━━━ SOURCE PASSAGE
The cost of parental leave has been referred to as a problem. The EC scheme would at most cost only £45 million. Mine would cost more, mainly because it is better, but it would cost less than 0.1 per cent. of overall working costs. My Bill recognises the impact that parental leave would have on small businesses by setting up a parental leave fund so that such people would not lose out.

It is easier for the employer and employee to plan, and would cost less, if leave were authorised rather than being unauthorised, as happens now. The skills returned to those firms by women's return to work is also of considerable value and should be taken into account. The benefits of parental leave clearly outweigh its cost. That is why the rest of Europe has adopted some form of parental leave.

My Bill has received widespread support. Significantly, active support has come from the British Medical Association, which says that it will give British parents the same opportunities as the majority of their counterparts in Europe, laying the foundations for a secure family life. The BMA goes into greater detail, which I shall not deal with because of the shortage of time, but it also presses parental leave upon the National Health Service, where it says it is very much needed, and the matter is being taken up at Whitley council level. In recognition of that, and in their role as employer, the Government should move towards parental leave.

My Bill is also supported by the Equal Opportunities Commission. It believes that there is an urgent need for such an arrangement to assist the reconciliation of work and family responsibilities and to encourage a more equitable sharing of the latter. It is also supported by the National Childbirth Trust. [Interruption.] Hon. Members groan every time I mention such organisations.

The Maternity Alliance supports my proposals and states that there needs to be a statutory right to parental leave as that would be the single most important step to reducing the disadvantages suffered by working parents, although it would like to see other improvements in child care provision as well. The Maternity Alliance itself has the support of more than 50 national organisations, some of which are very well known.
━━━━━━
* PARTS OF THE EXERCISE:
1. Reproduce word for word the stretch of the parental leave speech from "The cost of" through "not lose out.".
2. Extend the parental leave speech, picking up right after its final sentence.
The data that follow come from a different source than the parental leave speech.
━━━ PROVIDED DATA
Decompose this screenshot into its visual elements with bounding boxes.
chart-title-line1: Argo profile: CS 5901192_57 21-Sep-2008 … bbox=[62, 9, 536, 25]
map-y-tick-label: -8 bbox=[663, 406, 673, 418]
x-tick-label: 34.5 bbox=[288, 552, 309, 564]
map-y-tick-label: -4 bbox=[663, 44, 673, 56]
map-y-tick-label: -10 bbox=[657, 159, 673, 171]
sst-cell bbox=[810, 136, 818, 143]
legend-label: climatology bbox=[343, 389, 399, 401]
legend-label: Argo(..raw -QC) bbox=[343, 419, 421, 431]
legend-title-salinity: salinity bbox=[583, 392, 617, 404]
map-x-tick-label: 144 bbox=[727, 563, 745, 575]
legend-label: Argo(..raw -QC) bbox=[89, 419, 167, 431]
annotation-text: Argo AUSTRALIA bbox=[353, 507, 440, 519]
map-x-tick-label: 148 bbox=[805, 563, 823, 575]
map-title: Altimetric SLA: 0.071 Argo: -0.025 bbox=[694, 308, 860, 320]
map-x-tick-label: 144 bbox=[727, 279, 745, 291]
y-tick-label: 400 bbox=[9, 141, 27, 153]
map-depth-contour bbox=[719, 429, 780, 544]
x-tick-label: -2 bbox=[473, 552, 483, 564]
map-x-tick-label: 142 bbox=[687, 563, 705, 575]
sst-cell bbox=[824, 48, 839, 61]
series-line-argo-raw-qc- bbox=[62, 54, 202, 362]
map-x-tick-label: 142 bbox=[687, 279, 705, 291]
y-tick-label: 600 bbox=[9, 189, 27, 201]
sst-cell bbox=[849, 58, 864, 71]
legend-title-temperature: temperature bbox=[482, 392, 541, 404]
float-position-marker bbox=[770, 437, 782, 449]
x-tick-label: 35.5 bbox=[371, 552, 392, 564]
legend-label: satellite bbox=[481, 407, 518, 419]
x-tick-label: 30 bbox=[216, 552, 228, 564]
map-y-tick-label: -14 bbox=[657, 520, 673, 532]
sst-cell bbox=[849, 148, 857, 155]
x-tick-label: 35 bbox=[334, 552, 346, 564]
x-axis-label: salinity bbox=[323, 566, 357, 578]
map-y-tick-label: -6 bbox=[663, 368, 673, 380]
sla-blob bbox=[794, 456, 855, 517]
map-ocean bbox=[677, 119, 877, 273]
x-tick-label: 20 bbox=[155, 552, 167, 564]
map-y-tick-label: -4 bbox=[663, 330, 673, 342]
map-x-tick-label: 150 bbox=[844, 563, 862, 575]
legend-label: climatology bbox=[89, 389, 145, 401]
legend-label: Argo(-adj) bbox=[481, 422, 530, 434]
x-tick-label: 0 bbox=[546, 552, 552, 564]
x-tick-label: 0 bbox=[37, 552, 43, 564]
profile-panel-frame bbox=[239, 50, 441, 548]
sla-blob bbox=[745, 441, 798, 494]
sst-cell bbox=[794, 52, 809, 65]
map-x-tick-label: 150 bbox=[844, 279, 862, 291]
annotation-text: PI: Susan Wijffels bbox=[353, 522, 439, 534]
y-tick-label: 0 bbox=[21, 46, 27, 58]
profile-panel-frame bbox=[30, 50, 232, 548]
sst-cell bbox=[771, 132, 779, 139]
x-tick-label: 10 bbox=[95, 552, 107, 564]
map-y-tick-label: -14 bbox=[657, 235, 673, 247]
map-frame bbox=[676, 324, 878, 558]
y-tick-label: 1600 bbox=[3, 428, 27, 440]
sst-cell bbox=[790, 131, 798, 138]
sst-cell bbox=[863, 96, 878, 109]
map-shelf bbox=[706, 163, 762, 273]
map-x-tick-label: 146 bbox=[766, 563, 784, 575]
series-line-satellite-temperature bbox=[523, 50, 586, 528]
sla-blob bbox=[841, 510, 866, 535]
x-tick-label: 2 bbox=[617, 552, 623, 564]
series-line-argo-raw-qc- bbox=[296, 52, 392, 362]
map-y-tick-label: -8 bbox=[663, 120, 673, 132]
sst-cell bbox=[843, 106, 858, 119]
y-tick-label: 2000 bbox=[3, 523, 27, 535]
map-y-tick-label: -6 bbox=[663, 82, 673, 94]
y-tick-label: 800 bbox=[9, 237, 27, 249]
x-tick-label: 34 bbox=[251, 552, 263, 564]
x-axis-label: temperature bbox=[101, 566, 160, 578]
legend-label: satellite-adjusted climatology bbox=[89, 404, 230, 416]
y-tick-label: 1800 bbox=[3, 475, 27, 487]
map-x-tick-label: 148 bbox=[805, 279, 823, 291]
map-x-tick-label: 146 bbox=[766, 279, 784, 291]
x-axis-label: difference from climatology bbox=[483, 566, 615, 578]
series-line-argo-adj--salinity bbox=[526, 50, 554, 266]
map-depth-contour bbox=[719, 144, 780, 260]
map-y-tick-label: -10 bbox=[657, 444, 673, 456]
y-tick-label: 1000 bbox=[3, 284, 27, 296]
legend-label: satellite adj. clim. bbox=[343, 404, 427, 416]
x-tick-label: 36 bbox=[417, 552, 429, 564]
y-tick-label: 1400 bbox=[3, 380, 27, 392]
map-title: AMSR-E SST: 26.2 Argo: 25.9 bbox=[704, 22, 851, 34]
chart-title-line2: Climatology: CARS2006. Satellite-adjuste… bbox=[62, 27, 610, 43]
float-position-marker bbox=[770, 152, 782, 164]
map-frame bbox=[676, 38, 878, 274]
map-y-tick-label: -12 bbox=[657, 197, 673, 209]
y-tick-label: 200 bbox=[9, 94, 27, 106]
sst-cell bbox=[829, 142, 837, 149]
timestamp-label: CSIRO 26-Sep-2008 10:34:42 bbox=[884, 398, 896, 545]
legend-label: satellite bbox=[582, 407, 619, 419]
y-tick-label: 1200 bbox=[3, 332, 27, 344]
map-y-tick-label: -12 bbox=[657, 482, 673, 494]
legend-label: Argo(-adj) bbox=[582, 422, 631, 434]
━━━━━━
* ANSWERS TO THE PROBLEMS:
1.
The cost of parental leave has been referred to as a problem. The EC scheme would at most cost only £45 million. Mine would cost more, mainly because it is better, but it would cost less than 0.1 per cent. of overall working costs. My Bill recognises the impact that parental leave would have on small businesses by setting up a parental leave fund so that such people would not lose out.

2.
My Bill has the support of my hon. Friend the Member for Barking (Ms. Richardson), so it is agreed Labour party policy that a system of parental leave should be introduced. It has the support of many trade unions. NUPE has sent me a letter giving the Bill its strong support and urging the Government to think again about the draft directive and their veto of it. Many local authorities have also written to me to that effect.

The denial of parental leave is part of the Government's reduction in overall child care support which includes the freezing of child benefit last week. There have been any number of reductions. Last week, The Observer commented: Mothers bringing up Britain's next generation are made to feel like scroungers. That is because of the effect that cuts have on child care. My Bill seeks to rectify that. My purpose in introducing it now is to influence the Queen's Speech and to make the Government think again; to start acting in favour of children and the family rather than utter platitudes while at the same time marching in the opposite direction and cutting child benefit.

The European Commission report, "Child Care and Equality of Opportunity" stated that the principal aim is a Europe where the work and responsibility involved in child care is properly valued and more equally distributed; where parents can reconcile family responsibilities and employment … in a way that is satisfying and does not involve disadvantage and inequality; and where children can get the advantage of a range of positive and enhancing experiences at home, in child care services and society at large. These aims concern both equality and quality of life. My Bill is part of that aim.

Question put and agreed to.

Bill ordered to be brought in by Mr. Harry Cohen, Ms. Jo Richardson, Mrs. Margaret Beckett, Mrs. Ann Clwyd, Ms. Clare Short, Mrs. Audrey Wise, Mr. Tony Banks, Mr. Jeremy Corbyn, Mr. Don Dixon, Mr. Dave Nellist, Mr. Tony Benn and Mr. Bob Clay.